#### [Exercise]
From the first line to the last, restate the records word for word, skipping the pictures.

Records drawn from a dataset
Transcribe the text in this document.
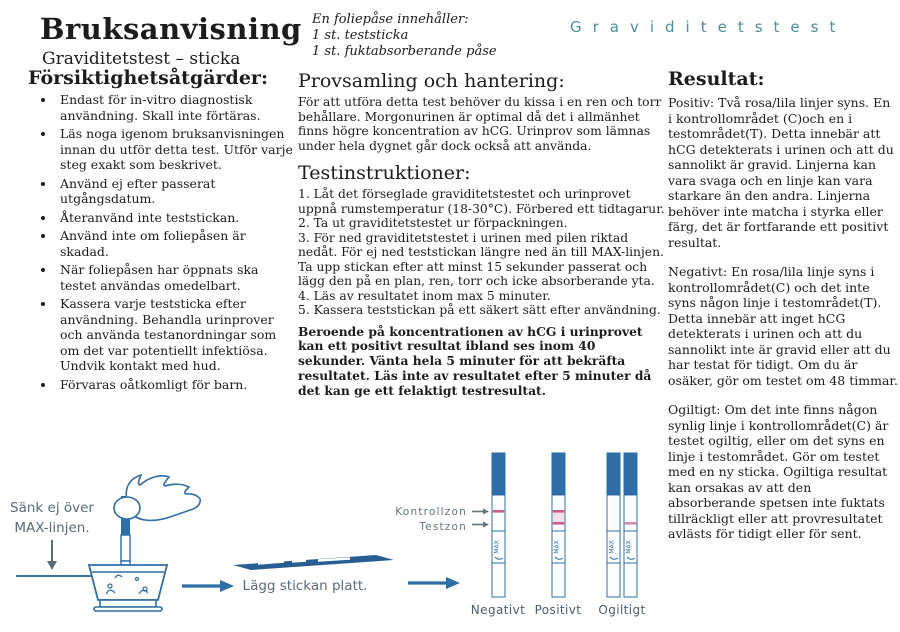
Bruksanvisning
Graviditetstest – sticka
En foliepåse innehåller:
1 st. teststicka
1 st. fuktabsorberande påse
Graviditetstest
Försiktighetsåtgärder:
• Endast för in-vitro diagnostisk användning. Skall inte förtäras.
• Läs noga igenom bruksanvisningen innan du utför detta test. Utför varje steg exakt som beskrivet.
• Använd ej efter passerat utgångsdatum.
• Återanvänd inte teststickan.
• Använd inte om foliepåsen är skadad.
• När foliepåsen har öppnats ska testet användas omedelbart.
• Kassera varje teststicka efter användning. Behandla urinprover och använda testanordningar som om det var potentiellt infektiösa. Undvik kontakt med hud.
• Förvaras oåtkomligt för barn.
Provsamling och hantering:

För att utföra detta test behöver du kissa i en ren och torr behållare. Morgonurinen är optimal då det i allmänhet finns högre koncentration av hCG. Urinprov som lämnas under hela dygnet går dock också att använda.

Testinstruktioner:
1. Låt det förseglade graviditetstestet och urinprovet uppnå rumstemperatur (18-30°C). Förbered ett tidtagarur.
2. Ta ut graviditetstestet ur förpackningen.
3. För ned graviditetstestet i urinen med pilen riktad nedåt. För ej ned teststickan längre ned än till MAX-linjen. Ta upp stickan efter att minst 15 sekunder passerat och lägg den på en plan, ren, torr och icke absorberande yta.
4. Läs av resultatet inom max 5 minuter.
5. Kassera teststickan på ett säkert sätt efter användning.

Beroende på koncentrationen av hCG i urinprovet kan ett positivt resultat ibland ses inom 40 sekunder. Vänta hela 5 minuter för att bekräfta resultatet. Läs inte av resultatet efter 5 minuter då det kan ge ett felaktigt testresultat.

Resultat:

Positiv: Två rosa/lila linjer syns. En i kontrollområdet (C)och en i testområdet(T). Detta innebär att hCG detekterats i urinen och att du sannolikt är gravid. Linjerna kan vara svaga och en linje kan vara starkare än den andra. Linjerna behöver inte matcha i styrka eller färg, det är fortfarande ett positivt resultat.

Negativt: En rosa/lila linje syns i kontrollområdet(C) och det inte syns någon linje i testområdet(T). Detta innebär att inget hCG detekterats i urinen och att du sannolikt inte är gravid eller att du har testat för tidigt. Om du är osäker, gör om testet om 48 timmar.

Ogiltigt: Om det inte finns någon synlig linje i kontrollområdet(C) är testet ogiltig, eller om det syns en linje i testområdet. Gör om testet med en ny sticka. Ogiltiga resultat kan orsakas av att den absorberande spetsen inte fuktats tillräckligt eller att provresultatet avlästs för tidigt eller för sent.

Sänk ej över
MAX-linjen.
Lägg stickan platt.
Kontrollzon
Testzon
MAX	MAX	MAX MAX
Negativt Positivt Ogiltigt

#### [Response to this exercise]
Transcribe the text in this document.
Bruksanvisning
Graviditetstest – sticka
En foliepåse innehåller:
1 st. teststicka
1 st. fuktabsorberande påse
Graviditetstest
Försiktighetsåtgärder:
• Endast för in-vitro diagnostisk användning. Skall inte förtäras.
• Läs noga igenom bruksanvisningen innan du utför detta test. Utför varje steg exakt som beskrivet.
• Använd ej efter passerat utgångsdatum.
• Återanvänd inte teststickan.
• Använd inte om foliepåsen är skadad.
• När foliepåsen har öppnats ska testet användas omedelbart.
• Kassera varje teststicka efter användning. Behandla urinprover och använda testanordningar som om det var potentiellt infektiösa. Undvik kontakt med hud.
• Förvaras oåtkomligt för barn.
Provsamling och hantering:

För att utföra detta test behöver du kissa i en ren och torr behållare. Morgonurinen är optimal då det i allmänhet finns högre koncentration av hCG. Urinprov som lämnas under hela dygnet går dock också att använda.

Testinstruktioner:
1. Låt det förseglade graviditetstestet och urinprovet uppnå rumstemperatur (18-30°C). Förbered ett tidtagarur.
2. Ta ut graviditetstestet ur förpackningen.
3. För ned graviditetstestet i urinen med pilen riktad nedåt. För ej ned teststickan längre ned än till MAX-linjen. Ta upp stickan efter att minst 15 sekunder passerat och lägg den på en plan, ren, torr och icke absorberande yta.
4. Läs av resultatet inom max 5 minuter.
5. Kassera teststickan på ett säkert sätt efter användning.

Beroende på koncentrationen av hCG i urinprovet kan ett positivt resultat ibland ses inom 40 sekunder. Vänta hela 5 minuter för att bekräfta resultatet. Läs inte av resultatet efter 5 minuter då det kan ge ett felaktigt testresultat.

Resultat:

Positiv: Två rosa/lila linjer syns. En i kontrollområdet (C)och en i testområdet(T). Detta innebär att hCG detekterats i urinen och att du sannolikt är gravid. Linjerna kan vara svaga och en linje kan vara starkare än den andra. Linjerna behöver inte matcha i styrka eller färg, det är fortfarande ett positivt resultat.

Negativt: En rosa/lila linje syns i kontrollområdet(C) och det inte syns någon linje i testområdet(T). Detta innebär att inget hCG detekterats i urinen och att du sannolikt inte är gravid eller att du har testat för tidigt. Om du är osäker, gör om testet om 48 timmar.

Ogiltigt: Om det inte finns någon synlig linje i kontrollområdet(C) är testet ogiltig, eller om det syns en linje i testområdet. Gör om testet med en ny sticka. Ogiltiga resultat kan orsakas av att den absorberande spetsen inte fuktats tillräckligt eller att provresultatet avlästs för tidigt eller för sent.

Sänk ej över
MAX-linjen.
Lägg stickan platt.
Kontrollzon
Testzon
MAX	MAX	MAX MAX
Negativt Positivt Ogiltigt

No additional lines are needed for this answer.